INPUT:
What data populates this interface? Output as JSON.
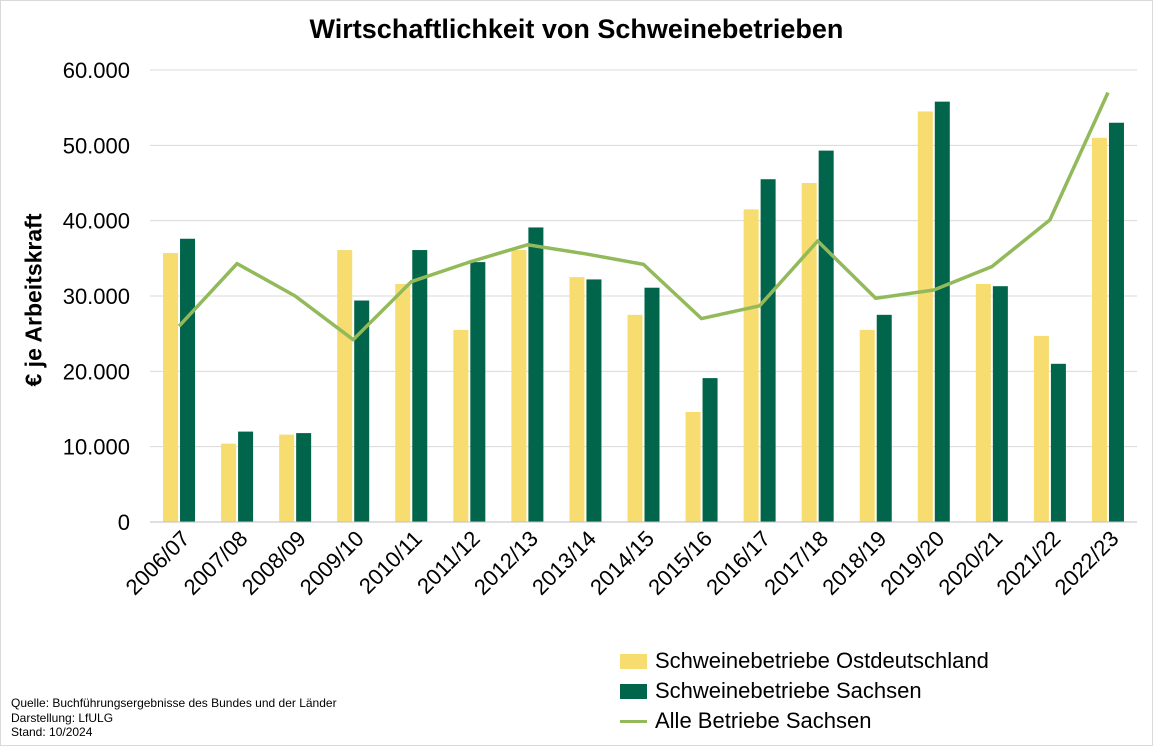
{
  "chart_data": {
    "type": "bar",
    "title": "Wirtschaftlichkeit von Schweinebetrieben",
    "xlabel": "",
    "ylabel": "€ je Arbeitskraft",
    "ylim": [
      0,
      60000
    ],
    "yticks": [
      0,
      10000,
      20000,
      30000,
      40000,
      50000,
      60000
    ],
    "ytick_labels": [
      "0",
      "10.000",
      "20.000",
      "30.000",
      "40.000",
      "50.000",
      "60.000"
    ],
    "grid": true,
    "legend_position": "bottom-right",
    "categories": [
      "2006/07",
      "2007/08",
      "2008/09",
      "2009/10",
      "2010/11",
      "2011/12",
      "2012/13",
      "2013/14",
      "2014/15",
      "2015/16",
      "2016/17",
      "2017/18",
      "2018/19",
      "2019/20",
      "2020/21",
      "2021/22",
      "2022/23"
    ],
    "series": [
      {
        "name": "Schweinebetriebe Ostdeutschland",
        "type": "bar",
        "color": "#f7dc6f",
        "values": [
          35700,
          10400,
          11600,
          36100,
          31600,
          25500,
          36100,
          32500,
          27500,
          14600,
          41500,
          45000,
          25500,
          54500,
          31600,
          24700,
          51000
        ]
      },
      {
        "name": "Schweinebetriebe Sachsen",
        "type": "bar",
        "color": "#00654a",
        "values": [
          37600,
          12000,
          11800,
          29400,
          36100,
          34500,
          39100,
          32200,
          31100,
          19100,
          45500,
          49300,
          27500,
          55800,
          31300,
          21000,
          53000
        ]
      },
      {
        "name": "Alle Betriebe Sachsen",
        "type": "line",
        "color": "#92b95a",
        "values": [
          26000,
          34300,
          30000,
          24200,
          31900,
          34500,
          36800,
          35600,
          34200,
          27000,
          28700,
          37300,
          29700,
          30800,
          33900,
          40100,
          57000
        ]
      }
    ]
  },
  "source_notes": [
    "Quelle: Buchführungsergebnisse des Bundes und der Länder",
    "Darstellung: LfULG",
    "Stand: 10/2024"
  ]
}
* * *
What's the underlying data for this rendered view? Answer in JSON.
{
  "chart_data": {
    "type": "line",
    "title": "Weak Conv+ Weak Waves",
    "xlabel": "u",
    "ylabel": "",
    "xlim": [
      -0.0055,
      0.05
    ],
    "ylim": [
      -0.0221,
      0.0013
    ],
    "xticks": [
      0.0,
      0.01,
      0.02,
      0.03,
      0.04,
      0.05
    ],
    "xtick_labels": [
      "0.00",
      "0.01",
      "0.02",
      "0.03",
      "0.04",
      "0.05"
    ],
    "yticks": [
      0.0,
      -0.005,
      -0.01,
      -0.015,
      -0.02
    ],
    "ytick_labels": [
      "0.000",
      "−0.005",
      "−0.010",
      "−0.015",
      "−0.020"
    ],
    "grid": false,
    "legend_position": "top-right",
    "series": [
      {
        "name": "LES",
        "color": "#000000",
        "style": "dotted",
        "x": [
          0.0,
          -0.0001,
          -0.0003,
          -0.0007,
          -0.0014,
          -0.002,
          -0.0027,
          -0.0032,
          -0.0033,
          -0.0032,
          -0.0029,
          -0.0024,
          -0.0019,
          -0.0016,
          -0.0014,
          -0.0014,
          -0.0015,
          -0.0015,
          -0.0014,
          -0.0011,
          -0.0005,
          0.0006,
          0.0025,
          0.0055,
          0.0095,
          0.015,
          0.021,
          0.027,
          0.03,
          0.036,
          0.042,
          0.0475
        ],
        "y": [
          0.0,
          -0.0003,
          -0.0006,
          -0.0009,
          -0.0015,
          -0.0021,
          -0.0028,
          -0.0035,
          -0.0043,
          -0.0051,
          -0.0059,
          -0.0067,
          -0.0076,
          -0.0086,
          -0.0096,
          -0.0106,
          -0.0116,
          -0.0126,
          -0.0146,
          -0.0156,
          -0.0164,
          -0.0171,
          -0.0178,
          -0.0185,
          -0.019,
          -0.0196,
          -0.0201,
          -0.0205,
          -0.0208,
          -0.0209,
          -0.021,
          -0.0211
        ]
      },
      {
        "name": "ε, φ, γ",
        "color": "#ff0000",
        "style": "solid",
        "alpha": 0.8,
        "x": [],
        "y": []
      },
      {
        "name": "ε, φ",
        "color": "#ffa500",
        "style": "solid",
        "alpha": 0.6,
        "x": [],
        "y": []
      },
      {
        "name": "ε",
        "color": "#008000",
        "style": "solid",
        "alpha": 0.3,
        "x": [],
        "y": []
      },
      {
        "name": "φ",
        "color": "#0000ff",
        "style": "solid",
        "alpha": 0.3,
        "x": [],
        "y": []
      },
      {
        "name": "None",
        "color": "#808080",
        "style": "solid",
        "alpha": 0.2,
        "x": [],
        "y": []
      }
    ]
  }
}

PROBLEM TO SOLVE:
Your task is to gather every line with the word "right" and copy it.

COMPLETE RESPONSE:
    "legend_position": "bottom-right",
    "legend_position": "top-right",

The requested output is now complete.